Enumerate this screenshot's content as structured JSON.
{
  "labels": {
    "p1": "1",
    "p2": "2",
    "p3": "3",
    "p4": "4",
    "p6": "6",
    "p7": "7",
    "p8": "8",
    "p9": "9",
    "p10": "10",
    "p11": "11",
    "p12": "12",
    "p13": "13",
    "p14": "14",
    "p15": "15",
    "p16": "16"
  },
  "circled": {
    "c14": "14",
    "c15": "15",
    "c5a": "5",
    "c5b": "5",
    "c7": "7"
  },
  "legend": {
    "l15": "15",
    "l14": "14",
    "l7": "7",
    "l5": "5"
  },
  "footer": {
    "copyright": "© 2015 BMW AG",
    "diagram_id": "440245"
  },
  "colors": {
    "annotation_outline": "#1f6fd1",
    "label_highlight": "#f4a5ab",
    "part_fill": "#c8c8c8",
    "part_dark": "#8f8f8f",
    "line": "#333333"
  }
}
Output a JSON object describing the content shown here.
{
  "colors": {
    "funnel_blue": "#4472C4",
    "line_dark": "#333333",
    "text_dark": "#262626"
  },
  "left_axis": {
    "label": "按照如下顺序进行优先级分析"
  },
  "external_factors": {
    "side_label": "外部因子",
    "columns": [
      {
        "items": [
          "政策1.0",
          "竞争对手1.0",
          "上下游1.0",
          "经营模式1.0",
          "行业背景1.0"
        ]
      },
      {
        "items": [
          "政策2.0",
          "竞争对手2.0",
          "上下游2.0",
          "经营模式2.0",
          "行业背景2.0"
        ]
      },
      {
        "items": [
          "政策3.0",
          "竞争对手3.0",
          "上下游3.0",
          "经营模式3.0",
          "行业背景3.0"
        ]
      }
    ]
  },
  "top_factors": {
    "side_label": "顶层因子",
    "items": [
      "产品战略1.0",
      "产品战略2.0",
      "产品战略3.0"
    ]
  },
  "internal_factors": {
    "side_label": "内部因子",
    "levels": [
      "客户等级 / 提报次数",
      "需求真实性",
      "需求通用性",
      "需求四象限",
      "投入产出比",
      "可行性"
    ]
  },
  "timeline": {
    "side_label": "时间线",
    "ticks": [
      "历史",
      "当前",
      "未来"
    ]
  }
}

******

### WHAT YOU HAVE TO DO
All of the material must be reproduced exactly.

### EXPECTED ANSWER
Enumerate this screenshot's content as structured JSON.
{
  "labels": {
    "p1": "1",
    "p2": "2",
    "p3": "3",
    "p4": "4",
    "p6": "6",
    "p7": "7",
    "p8": "8",
    "p9": "9",
    "p10": "10",
    "p11": "11",
    "p12": "12",
    "p13": "13",
    "p14": "14",
    "p15": "15",
    "p16": "16"
  },
  "circled": {
    "c14": "14",
    "c15": "15",
    "c5a": "5",
    "c5b": "5",
    "c7": "7"
  },
  "legend": {
    "l15": "15",
    "l14": "14",
    "l7": "7",
    "l5": "5"
  },
  "footer": {
    "copyright": "© 2015 BMW AG",
    "diagram_id": "440245"
  },
  "colors": {
    "annotation_outline": "#1f6fd1",
    "label_highlight": "#f4a5ab",
    "part_fill": "#c8c8c8",
    "part_dark": "#8f8f8f",
    "line": "#333333"
  }
}
Output a JSON object describing the content shown here.
{
  "colors": {
    "funnel_blue": "#4472C4",
    "line_dark": "#333333",
    "text_dark": "#262626"
  },
  "left_axis": {
    "label": "按照如下顺序进行优先级分析"
  },
  "external_factors": {
    "side_label": "外部因子",
    "columns": [
      {
        "items": [
          "政策1.0",
          "竞争对手1.0",
          "上下游1.0",
          "经营模式1.0",
          "行业背景1.0"
        ]
      },
      {
        "items": [
          "政策2.0",
          "竞争对手2.0",
          "上下游2.0",
          "经营模式2.0",
          "行业背景2.0"
        ]
      },
      {
        "items": [
          "政策3.0",
          "竞争对手3.0",
          "上下游3.0",
          "经营模式3.0",
          "行业背景3.0"
        ]
      }
    ]
  },
  "top_factors": {
    "side_label": "顶层因子",
    "items": [
      "产品战略1.0",
      "产品战略2.0",
      "产品战略3.0"
    ]
  },
  "internal_factors": {
    "side_label": "内部因子",
    "levels": [
      "客户等级 / 提报次数",
      "需求真实性",
      "需求通用性",
      "需求四象限",
      "投入产出比",
      "可行性"
    ]
  },
  "timeline": {
    "side_label": "时间线",
    "ticks": [
      "历史",
      "当前",
      "未来"
    ]
  }
}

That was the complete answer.